- _TASK INPUTS_
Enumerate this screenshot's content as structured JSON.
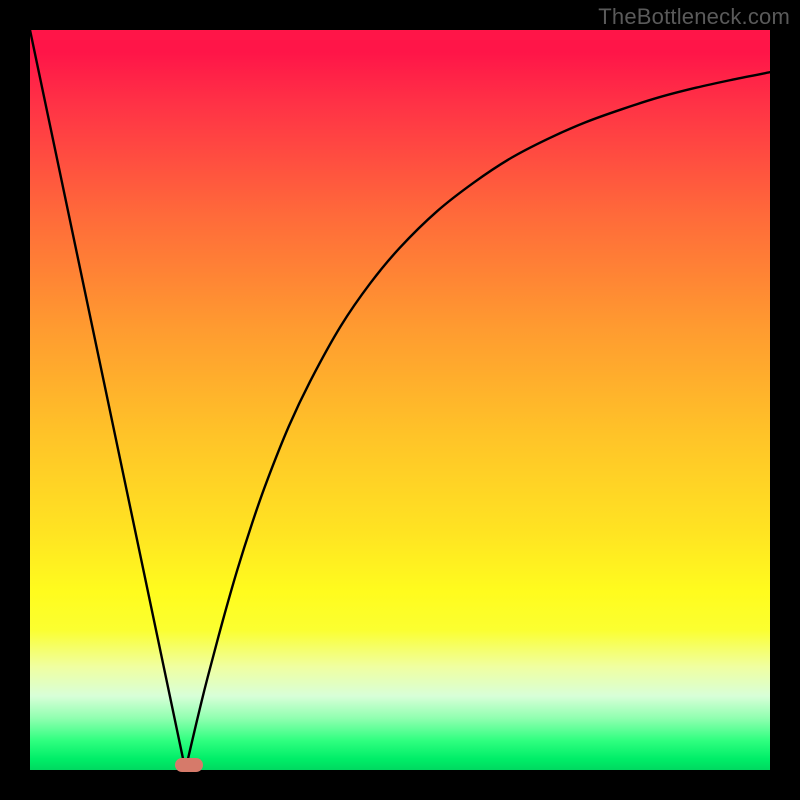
{
  "watermark": "TheBottleneck.com",
  "colors": {
    "curve_stroke": "#000000",
    "marker_fill": "#d67a6a",
    "background_black": "#000000"
  },
  "chart_data": {
    "type": "line",
    "title": "",
    "xlabel": "",
    "ylabel": "",
    "xlim": [
      0,
      100
    ],
    "ylim": [
      0,
      100
    ],
    "x": [
      0,
      2,
      4,
      6,
      8,
      10,
      12,
      14,
      16,
      18,
      20,
      21,
      22,
      23,
      24,
      26,
      28,
      30,
      32,
      35,
      38,
      42,
      46,
      50,
      55,
      60,
      65,
      70,
      75,
      80,
      85,
      90,
      95,
      100
    ],
    "y": [
      100,
      90.5,
      81,
      71.5,
      62,
      52.4,
      42.9,
      33.4,
      23.8,
      14.3,
      4.8,
      0,
      4.3,
      8.5,
      12.5,
      20,
      27,
      33.3,
      39,
      46.5,
      52.8,
      60,
      65.8,
      70.6,
      75.5,
      79.4,
      82.7,
      85.3,
      87.5,
      89.3,
      90.9,
      92.2,
      93.3,
      94.3
    ],
    "minimum": {
      "x": 21,
      "y": 0
    },
    "marker": {
      "x": 21.5,
      "y": 0.7
    }
  }
}
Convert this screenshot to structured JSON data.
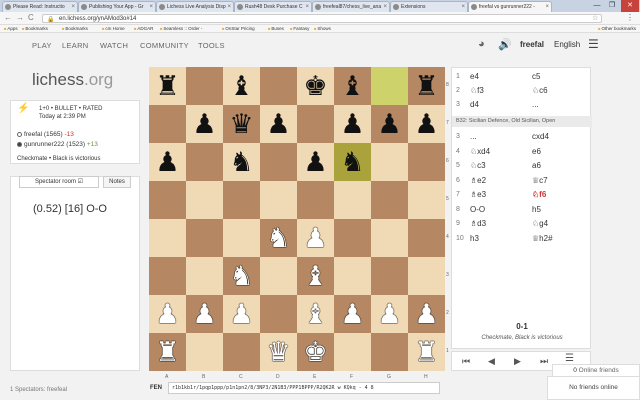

- _AIM_
Return all lines containing "JSON".

- _OUTPUT FOR THIS TASK_
Enumerate this screenshot's content as structured JSON.
Convert this screenshot to structured JSON data.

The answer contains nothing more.